#### WHAT NEEDS TO BE DONE:
The complete listing should be restated exactly.
— START RECORDS SHOWN —
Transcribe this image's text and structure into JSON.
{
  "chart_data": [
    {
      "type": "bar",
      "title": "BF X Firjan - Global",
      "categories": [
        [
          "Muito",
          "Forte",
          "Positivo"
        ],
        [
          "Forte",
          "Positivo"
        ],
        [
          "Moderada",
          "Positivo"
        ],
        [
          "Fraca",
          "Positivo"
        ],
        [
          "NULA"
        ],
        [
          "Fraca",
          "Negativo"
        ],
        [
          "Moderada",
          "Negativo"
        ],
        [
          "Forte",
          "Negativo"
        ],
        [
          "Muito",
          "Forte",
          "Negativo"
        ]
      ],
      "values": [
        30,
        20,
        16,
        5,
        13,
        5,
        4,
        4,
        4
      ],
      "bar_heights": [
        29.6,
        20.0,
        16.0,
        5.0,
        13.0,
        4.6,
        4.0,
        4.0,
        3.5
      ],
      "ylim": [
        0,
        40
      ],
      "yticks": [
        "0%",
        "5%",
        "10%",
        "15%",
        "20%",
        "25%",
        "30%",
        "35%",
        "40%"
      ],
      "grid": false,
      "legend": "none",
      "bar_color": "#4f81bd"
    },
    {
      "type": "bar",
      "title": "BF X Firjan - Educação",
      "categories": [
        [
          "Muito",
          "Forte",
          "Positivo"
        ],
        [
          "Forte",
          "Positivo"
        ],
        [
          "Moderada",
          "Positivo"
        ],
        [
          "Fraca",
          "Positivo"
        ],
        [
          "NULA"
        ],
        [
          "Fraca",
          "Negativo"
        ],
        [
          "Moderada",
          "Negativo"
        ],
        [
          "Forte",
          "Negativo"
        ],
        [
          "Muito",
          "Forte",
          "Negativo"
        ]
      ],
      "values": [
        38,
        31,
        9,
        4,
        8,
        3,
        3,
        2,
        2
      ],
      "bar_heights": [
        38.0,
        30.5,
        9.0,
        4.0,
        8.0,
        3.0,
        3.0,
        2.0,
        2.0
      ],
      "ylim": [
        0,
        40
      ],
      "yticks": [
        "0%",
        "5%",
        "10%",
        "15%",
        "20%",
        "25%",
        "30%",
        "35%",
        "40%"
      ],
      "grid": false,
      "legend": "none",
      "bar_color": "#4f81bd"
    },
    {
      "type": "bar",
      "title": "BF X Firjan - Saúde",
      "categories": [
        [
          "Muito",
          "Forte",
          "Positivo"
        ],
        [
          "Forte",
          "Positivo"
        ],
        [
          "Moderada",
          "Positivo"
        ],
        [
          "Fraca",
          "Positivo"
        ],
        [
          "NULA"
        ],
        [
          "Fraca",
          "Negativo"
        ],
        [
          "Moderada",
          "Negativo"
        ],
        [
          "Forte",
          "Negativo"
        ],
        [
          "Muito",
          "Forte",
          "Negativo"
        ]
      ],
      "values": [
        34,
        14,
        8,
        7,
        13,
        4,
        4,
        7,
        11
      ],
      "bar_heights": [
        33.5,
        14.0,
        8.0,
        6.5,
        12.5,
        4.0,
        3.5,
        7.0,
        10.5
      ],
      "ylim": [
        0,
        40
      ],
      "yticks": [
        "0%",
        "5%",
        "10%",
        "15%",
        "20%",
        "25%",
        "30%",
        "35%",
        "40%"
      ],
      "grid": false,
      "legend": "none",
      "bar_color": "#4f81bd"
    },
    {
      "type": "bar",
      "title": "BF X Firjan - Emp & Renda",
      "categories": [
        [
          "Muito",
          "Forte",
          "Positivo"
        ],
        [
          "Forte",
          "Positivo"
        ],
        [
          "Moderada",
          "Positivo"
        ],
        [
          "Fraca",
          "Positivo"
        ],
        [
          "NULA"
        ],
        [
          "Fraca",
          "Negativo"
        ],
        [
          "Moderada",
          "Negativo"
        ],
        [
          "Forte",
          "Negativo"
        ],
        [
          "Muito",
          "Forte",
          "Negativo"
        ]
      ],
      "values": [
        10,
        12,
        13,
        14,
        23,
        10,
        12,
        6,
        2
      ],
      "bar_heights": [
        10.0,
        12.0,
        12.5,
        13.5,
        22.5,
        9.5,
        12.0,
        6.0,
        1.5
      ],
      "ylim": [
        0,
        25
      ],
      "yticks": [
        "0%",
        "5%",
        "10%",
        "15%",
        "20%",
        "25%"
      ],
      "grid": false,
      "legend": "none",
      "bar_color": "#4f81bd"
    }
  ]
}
— END RECORDS SHOWN —
#### WRITTEN RESPONSE:
Transcribe this image's text and structure into JSON.
{
  "chart_data": [
    {
      "type": "bar",
      "title": "BF X Firjan - Global",
      "categories": [
        [
          "Muito",
          "Forte",
          "Positivo"
        ],
        [
          "Forte",
          "Positivo"
        ],
        [
          "Moderada",
          "Positivo"
        ],
        [
          "Fraca",
          "Positivo"
        ],
        [
          "NULA"
        ],
        [
          "Fraca",
          "Negativo"
        ],
        [
          "Moderada",
          "Negativo"
        ],
        [
          "Forte",
          "Negativo"
        ],
        [
          "Muito",
          "Forte",
          "Negativo"
        ]
      ],
      "values": [
        30,
        20,
        16,
        5,
        13,
        5,
        4,
        4,
        4
      ],
      "bar_heights": [
        29.6,
        20.0,
        16.0,
        5.0,
        13.0,
        4.6,
        4.0,
        4.0,
        3.5
      ],
      "ylim": [
        0,
        40
      ],
      "yticks": [
        "0%",
        "5%",
        "10%",
        "15%",
        "20%",
        "25%",
        "30%",
        "35%",
        "40%"
      ],
      "grid": false,
      "legend": "none",
      "bar_color": "#4f81bd"
    },
    {
      "type": "bar",
      "title": "BF X Firjan - Educação",
      "categories": [
        [
          "Muito",
          "Forte",
          "Positivo"
        ],
        [
          "Forte",
          "Positivo"
        ],
        [
          "Moderada",
          "Positivo"
        ],
        [
          "Fraca",
          "Positivo"
        ],
        [
          "NULA"
        ],
        [
          "Fraca",
          "Negativo"
        ],
        [
          "Moderada",
          "Negativo"
        ],
        [
          "Forte",
          "Negativo"
        ],
        [
          "Muito",
          "Forte",
          "Negativo"
        ]
      ],
      "values": [
        38,
        31,
        9,
        4,
        8,
        3,
        3,
        2,
        2
      ],
      "bar_heights": [
        38.0,
        30.5,
        9.0,
        4.0,
        8.0,
        3.0,
        3.0,
        2.0,
        2.0
      ],
      "ylim": [
        0,
        40
      ],
      "yticks": [
        "0%",
        "5%",
        "10%",
        "15%",
        "20%",
        "25%",
        "30%",
        "35%",
        "40%"
      ],
      "grid": false,
      "legend": "none",
      "bar_color": "#4f81bd"
    },
    {
      "type": "bar",
      "title": "BF X Firjan - Saúde",
      "categories": [
        [
          "Muito",
          "Forte",
          "Positivo"
        ],
        [
          "Forte",
          "Positivo"
        ],
        [
          "Moderada",
          "Positivo"
        ],
        [
          "Fraca",
          "Positivo"
        ],
        [
          "NULA"
        ],
        [
          "Fraca",
          "Negativo"
        ],
        [
          "Moderada",
          "Negativo"
        ],
        [
          "Forte",
          "Negativo"
        ],
        [
          "Muito",
          "Forte",
          "Negativo"
        ]
      ],
      "values": [
        34,
        14,
        8,
        7,
        13,
        4,
        4,
        7,
        11
      ],
      "bar_heights": [
        33.5,
        14.0,
        8.0,
        6.5,
        12.5,
        4.0,
        3.5,
        7.0,
        10.5
      ],
      "ylim": [
        0,
        40
      ],
      "yticks": [
        "0%",
        "5%",
        "10%",
        "15%",
        "20%",
        "25%",
        "30%",
        "35%",
        "40%"
      ],
      "grid": false,
      "legend": "none",
      "bar_color": "#4f81bd"
    },
    {
      "type": "bar",
      "title": "BF X Firjan - Emp & Renda",
      "categories": [
        [
          "Muito",
          "Forte",
          "Positivo"
        ],
        [
          "Forte",
          "Positivo"
        ],
        [
          "Moderada",
          "Positivo"
        ],
        [
          "Fraca",
          "Positivo"
        ],
        [
          "NULA"
        ],
        [
          "Fraca",
          "Negativo"
        ],
        [
          "Moderada",
          "Negativo"
        ],
        [
          "Forte",
          "Negativo"
        ],
        [
          "Muito",
          "Forte",
          "Negativo"
        ]
      ],
      "values": [
        10,
        12,
        13,
        14,
        23,
        10,
        12,
        6,
        2
      ],
      "bar_heights": [
        10.0,
        12.0,
        12.5,
        13.5,
        22.5,
        9.5,
        12.0,
        6.0,
        1.5
      ],
      "ylim": [
        0,
        25
      ],
      "yticks": [
        "0%",
        "5%",
        "10%",
        "15%",
        "20%",
        "25%"
      ],
      "grid": false,
      "legend": "none",
      "bar_color": "#4f81bd"
    }
  ]
}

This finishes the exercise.